• _Records to process_
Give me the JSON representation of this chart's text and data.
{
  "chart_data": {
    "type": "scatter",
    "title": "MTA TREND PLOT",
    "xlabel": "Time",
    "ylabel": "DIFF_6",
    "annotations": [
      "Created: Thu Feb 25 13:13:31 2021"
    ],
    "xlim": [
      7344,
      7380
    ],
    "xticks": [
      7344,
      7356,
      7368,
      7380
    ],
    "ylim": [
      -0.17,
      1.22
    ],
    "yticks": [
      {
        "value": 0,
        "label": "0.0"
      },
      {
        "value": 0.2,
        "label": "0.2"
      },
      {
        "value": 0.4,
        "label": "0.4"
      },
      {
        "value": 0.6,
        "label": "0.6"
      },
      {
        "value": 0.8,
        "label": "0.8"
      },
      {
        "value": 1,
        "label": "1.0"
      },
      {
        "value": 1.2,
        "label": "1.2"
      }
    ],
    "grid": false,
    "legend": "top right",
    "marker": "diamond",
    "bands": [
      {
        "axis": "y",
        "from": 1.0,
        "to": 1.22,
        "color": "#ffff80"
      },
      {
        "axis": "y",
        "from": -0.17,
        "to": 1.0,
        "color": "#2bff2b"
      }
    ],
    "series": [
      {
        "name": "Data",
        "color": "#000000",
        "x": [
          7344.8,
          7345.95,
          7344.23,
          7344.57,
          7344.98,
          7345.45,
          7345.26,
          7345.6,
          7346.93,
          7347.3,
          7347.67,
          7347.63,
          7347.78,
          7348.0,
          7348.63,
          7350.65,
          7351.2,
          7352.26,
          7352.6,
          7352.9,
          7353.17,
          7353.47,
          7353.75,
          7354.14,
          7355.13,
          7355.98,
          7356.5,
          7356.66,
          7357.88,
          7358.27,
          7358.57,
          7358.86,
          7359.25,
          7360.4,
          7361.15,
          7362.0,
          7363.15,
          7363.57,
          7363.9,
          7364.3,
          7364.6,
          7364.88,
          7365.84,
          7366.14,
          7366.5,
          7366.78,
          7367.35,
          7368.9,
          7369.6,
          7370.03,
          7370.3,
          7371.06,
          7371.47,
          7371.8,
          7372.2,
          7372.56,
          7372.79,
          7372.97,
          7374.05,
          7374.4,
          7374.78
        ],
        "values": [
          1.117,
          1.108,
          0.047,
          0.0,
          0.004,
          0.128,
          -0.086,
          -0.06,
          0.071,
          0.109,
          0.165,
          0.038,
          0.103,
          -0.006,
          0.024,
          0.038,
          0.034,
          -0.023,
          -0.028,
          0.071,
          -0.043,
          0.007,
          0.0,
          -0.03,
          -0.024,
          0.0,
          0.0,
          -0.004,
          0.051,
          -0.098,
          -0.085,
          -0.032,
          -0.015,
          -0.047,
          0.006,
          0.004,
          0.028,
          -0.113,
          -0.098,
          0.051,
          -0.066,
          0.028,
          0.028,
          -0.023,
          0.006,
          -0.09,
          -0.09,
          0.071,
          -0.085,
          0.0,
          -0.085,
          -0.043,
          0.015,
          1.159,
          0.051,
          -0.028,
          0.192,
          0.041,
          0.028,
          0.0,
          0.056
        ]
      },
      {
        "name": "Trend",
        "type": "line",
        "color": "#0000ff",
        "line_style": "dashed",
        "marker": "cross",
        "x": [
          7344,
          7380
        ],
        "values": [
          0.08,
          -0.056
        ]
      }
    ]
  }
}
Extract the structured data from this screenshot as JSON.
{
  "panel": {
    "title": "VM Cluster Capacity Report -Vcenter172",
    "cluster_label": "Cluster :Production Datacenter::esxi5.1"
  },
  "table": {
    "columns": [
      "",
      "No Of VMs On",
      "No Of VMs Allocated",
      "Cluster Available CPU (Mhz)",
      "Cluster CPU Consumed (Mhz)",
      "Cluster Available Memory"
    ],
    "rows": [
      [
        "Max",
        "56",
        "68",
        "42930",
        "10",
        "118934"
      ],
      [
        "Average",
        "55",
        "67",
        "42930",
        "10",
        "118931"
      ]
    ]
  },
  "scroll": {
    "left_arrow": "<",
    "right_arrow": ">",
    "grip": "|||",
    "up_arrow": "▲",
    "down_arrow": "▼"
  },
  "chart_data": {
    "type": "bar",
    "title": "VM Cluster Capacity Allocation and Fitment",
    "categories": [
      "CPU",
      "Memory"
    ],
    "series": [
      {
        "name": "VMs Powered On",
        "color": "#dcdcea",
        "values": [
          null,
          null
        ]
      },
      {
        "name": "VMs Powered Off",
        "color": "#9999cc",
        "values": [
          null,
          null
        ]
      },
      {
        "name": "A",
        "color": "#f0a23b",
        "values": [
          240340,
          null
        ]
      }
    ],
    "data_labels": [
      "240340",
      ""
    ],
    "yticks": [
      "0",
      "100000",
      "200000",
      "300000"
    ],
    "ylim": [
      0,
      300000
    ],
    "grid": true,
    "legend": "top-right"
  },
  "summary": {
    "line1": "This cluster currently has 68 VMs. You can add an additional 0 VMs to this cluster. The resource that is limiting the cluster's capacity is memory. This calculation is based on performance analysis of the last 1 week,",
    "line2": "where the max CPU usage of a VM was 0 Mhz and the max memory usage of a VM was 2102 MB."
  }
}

• _Instruction_
Can you give every line above again, exactly as written?

• _Solution for this task_
Give me the JSON representation of this chart's text and data.
{
  "chart_data": {
    "type": "scatter",
    "title": "MTA TREND PLOT",
    "xlabel": "Time",
    "ylabel": "DIFF_6",
    "annotations": [
      "Created: Thu Feb 25 13:13:31 2021"
    ],
    "xlim": [
      7344,
      7380
    ],
    "xticks": [
      7344,
      7356,
      7368,
      7380
    ],
    "ylim": [
      -0.17,
      1.22
    ],
    "yticks": [
      {
        "value": 0,
        "label": "0.0"
      },
      {
        "value": 0.2,
        "label": "0.2"
      },
      {
        "value": 0.4,
        "label": "0.4"
      },
      {
        "value": 0.6,
        "label": "0.6"
      },
      {
        "value": 0.8,
        "label": "0.8"
      },
      {
        "value": 1,
        "label": "1.0"
      },
      {
        "value": 1.2,
        "label": "1.2"
      }
    ],
    "grid": false,
    "legend": "top right",
    "marker": "diamond",
    "bands": [
      {
        "axis": "y",
        "from": 1.0,
        "to": 1.22,
        "color": "#ffff80"
      },
      {
        "axis": "y",
        "from": -0.17,
        "to": 1.0,
        "color": "#2bff2b"
      }
    ],
    "series": [
      {
        "name": "Data",
        "color": "#000000",
        "x": [
          7344.8,
          7345.95,
          7344.23,
          7344.57,
          7344.98,
          7345.45,
          7345.26,
          7345.6,
          7346.93,
          7347.3,
          7347.67,
          7347.63,
          7347.78,
          7348.0,
          7348.63,
          7350.65,
          7351.2,
          7352.26,
          7352.6,
          7352.9,
          7353.17,
          7353.47,
          7353.75,
          7354.14,
          7355.13,
          7355.98,
          7356.5,
          7356.66,
          7357.88,
          7358.27,
          7358.57,
          7358.86,
          7359.25,
          7360.4,
          7361.15,
          7362.0,
          7363.15,
          7363.57,
          7363.9,
          7364.3,
          7364.6,
          7364.88,
          7365.84,
          7366.14,
          7366.5,
          7366.78,
          7367.35,
          7368.9,
          7369.6,
          7370.03,
          7370.3,
          7371.06,
          7371.47,
          7371.8,
          7372.2,
          7372.56,
          7372.79,
          7372.97,
          7374.05,
          7374.4,
          7374.78
        ],
        "values": [
          1.117,
          1.108,
          0.047,
          0.0,
          0.004,
          0.128,
          -0.086,
          -0.06,
          0.071,
          0.109,
          0.165,
          0.038,
          0.103,
          -0.006,
          0.024,
          0.038,
          0.034,
          -0.023,
          -0.028,
          0.071,
          -0.043,
          0.007,
          0.0,
          -0.03,
          -0.024,
          0.0,
          0.0,
          -0.004,
          0.051,
          -0.098,
          -0.085,
          -0.032,
          -0.015,
          -0.047,
          0.006,
          0.004,
          0.028,
          -0.113,
          -0.098,
          0.051,
          -0.066,
          0.028,
          0.028,
          -0.023,
          0.006,
          -0.09,
          -0.09,
          0.071,
          -0.085,
          0.0,
          -0.085,
          -0.043,
          0.015,
          1.159,
          0.051,
          -0.028,
          0.192,
          0.041,
          0.028,
          0.0,
          0.056
        ]
      },
      {
        "name": "Trend",
        "type": "line",
        "color": "#0000ff",
        "line_style": "dashed",
        "marker": "cross",
        "x": [
          7344,
          7380
        ],
        "values": [
          0.08,
          -0.056
        ]
      }
    ]
  }
}
Extract the structured data from this screenshot as JSON.
{
  "panel": {
    "title": "VM Cluster Capacity Report -Vcenter172",
    "cluster_label": "Cluster :Production Datacenter::esxi5.1"
  },
  "table": {
    "columns": [
      "",
      "No Of VMs On",
      "No Of VMs Allocated",
      "Cluster Available CPU (Mhz)",
      "Cluster CPU Consumed (Mhz)",
      "Cluster Available Memory"
    ],
    "rows": [
      [
        "Max",
        "56",
        "68",
        "42930",
        "10",
        "118934"
      ],
      [
        "Average",
        "55",
        "67",
        "42930",
        "10",
        "118931"
      ]
    ]
  },
  "scroll": {
    "left_arrow": "<",
    "right_arrow": ">",
    "grip": "|||",
    "up_arrow": "▲",
    "down_arrow": "▼"
  },
  "chart_data": {
    "type": "bar",
    "title": "VM Cluster Capacity Allocation and Fitment",
    "categories": [
      "CPU",
      "Memory"
    ],
    "series": [
      {
        "name": "VMs Powered On",
        "color": "#dcdcea",
        "values": [
          null,
          null
        ]
      },
      {
        "name": "VMs Powered Off",
        "color": "#9999cc",
        "values": [
          null,
          null
        ]
      },
      {
        "name": "A",
        "color": "#f0a23b",
        "values": [
          240340,
          null
        ]
      }
    ],
    "data_labels": [
      "240340",
      ""
    ],
    "yticks": [
      "0",
      "100000",
      "200000",
      "300000"
    ],
    "ylim": [
      0,
      300000
    ],
    "grid": true,
    "legend": "top-right"
  },
  "summary": {
    "line1": "This cluster currently has 68 VMs. You can add an additional 0 VMs to this cluster. The resource that is limiting the cluster's capacity is memory. This calculation is based on performance analysis of the last 1 week,",
    "line2": "where the max CPU usage of a VM was 0 Mhz and the max memory usage of a VM was 2102 MB."
  }
}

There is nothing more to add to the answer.